### THE PROBLEM:
Answer these questions from the article on veterans funding below:
1. Who is named as the article's author?
2. How much did the Bush administration propose cutting from veterans' health care in the 2004 budget?
3. What was the vote by which the House Budget Committee rejected the amendment?

### TEXT PASSAGE:
Tuesday, September 07, 2004

Bush Betrays Veterans


Bush Betrays Veterans

Date: Jul 13, 2004 - 08:31 PM
As the November election nears, veterans need to realize that President Bush has not been their friend, that Republicans are anti-veteran.
By Gerald S. Rellick

In the spring of 2003, shortly after the start of the war in Iraq, the state of affairs on veterans funding in the Republican controlled House was by all accounts surprisingly hostile to veterans. The Bush administration sent to the House its proposal for cutting $844 million from veterans’ health care from the 2004 budget. Over a 10-year period the cuts would total approximately $10 billion. When the proposal reached the House Budget Committee, all 18 Democrats opposed the cuts, and they proposed an amendment to restore the $844 million and add another billion for VA discretionary health care. Led by their chairman, Jim Nussle of Iowa, Republicans on the committee, in an almost perfect party-line vote, 22-19, rejected the amendment and proceeded with the Bush proposal.

### GIVEN RECORDS:
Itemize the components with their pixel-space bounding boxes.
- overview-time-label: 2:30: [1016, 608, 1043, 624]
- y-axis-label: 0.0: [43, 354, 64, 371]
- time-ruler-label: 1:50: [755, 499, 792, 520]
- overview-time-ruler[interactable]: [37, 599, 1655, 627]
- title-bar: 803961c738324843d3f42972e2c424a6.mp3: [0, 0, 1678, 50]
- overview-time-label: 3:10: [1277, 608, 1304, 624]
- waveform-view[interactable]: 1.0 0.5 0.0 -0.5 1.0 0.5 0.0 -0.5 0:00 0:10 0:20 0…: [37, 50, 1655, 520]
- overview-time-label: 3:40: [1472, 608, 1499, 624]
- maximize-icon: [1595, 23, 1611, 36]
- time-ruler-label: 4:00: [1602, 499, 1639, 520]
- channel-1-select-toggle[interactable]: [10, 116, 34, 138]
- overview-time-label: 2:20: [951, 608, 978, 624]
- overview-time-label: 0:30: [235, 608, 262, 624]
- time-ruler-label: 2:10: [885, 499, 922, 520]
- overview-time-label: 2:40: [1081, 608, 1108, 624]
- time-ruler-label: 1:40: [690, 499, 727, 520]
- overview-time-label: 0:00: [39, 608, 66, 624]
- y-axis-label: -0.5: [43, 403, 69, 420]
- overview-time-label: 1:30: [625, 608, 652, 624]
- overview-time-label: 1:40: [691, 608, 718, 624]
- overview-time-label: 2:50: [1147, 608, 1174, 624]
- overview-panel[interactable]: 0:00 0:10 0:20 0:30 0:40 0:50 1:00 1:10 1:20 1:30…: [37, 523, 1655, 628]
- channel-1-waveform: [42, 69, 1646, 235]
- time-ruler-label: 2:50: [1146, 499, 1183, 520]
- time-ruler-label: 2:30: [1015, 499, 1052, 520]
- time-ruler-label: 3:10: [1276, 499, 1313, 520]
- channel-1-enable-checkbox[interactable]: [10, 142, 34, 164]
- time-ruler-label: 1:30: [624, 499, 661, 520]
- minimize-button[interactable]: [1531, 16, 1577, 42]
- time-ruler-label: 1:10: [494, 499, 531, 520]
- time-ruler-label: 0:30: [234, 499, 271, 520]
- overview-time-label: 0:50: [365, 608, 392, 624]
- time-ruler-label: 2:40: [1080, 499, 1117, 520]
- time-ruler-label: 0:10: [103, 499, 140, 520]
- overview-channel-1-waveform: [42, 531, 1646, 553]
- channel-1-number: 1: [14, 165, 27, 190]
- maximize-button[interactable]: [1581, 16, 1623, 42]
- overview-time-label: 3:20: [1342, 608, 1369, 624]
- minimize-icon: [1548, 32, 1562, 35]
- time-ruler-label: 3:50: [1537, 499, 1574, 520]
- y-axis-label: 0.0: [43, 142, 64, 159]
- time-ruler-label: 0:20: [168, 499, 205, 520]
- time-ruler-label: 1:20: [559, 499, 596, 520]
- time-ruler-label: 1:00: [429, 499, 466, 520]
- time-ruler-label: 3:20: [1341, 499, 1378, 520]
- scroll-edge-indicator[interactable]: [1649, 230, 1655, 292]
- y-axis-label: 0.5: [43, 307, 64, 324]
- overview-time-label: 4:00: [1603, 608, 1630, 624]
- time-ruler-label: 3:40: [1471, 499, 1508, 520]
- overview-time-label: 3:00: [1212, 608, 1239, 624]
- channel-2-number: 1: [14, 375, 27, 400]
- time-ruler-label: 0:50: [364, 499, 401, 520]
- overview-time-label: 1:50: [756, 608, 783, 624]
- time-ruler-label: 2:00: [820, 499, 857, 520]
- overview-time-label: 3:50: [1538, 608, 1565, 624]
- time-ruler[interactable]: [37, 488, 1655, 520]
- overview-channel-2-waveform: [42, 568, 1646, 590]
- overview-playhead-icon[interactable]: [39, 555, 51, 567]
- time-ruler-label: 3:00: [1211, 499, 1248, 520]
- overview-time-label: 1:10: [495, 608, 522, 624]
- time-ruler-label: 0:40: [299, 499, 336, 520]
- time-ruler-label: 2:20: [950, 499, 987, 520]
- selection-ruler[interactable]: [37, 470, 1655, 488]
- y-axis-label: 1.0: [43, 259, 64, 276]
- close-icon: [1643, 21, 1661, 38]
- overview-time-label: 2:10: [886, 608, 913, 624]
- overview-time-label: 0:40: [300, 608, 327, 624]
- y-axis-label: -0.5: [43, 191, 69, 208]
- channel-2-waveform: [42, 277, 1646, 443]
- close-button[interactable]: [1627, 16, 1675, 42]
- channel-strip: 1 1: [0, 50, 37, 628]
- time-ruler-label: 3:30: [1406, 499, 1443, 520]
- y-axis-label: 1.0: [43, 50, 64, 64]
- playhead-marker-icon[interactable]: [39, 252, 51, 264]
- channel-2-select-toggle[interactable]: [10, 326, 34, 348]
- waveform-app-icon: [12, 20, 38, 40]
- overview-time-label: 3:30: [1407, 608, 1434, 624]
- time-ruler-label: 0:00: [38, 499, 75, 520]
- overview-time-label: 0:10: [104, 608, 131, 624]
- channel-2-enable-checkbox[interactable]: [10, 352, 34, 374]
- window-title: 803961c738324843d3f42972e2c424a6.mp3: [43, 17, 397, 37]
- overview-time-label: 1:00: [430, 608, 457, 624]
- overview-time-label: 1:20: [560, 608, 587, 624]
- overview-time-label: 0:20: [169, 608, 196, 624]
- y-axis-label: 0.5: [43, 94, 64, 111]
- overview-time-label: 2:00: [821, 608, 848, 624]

### RESULT:
1. Gerald S. Rellick
2. $844 million
3. 22-19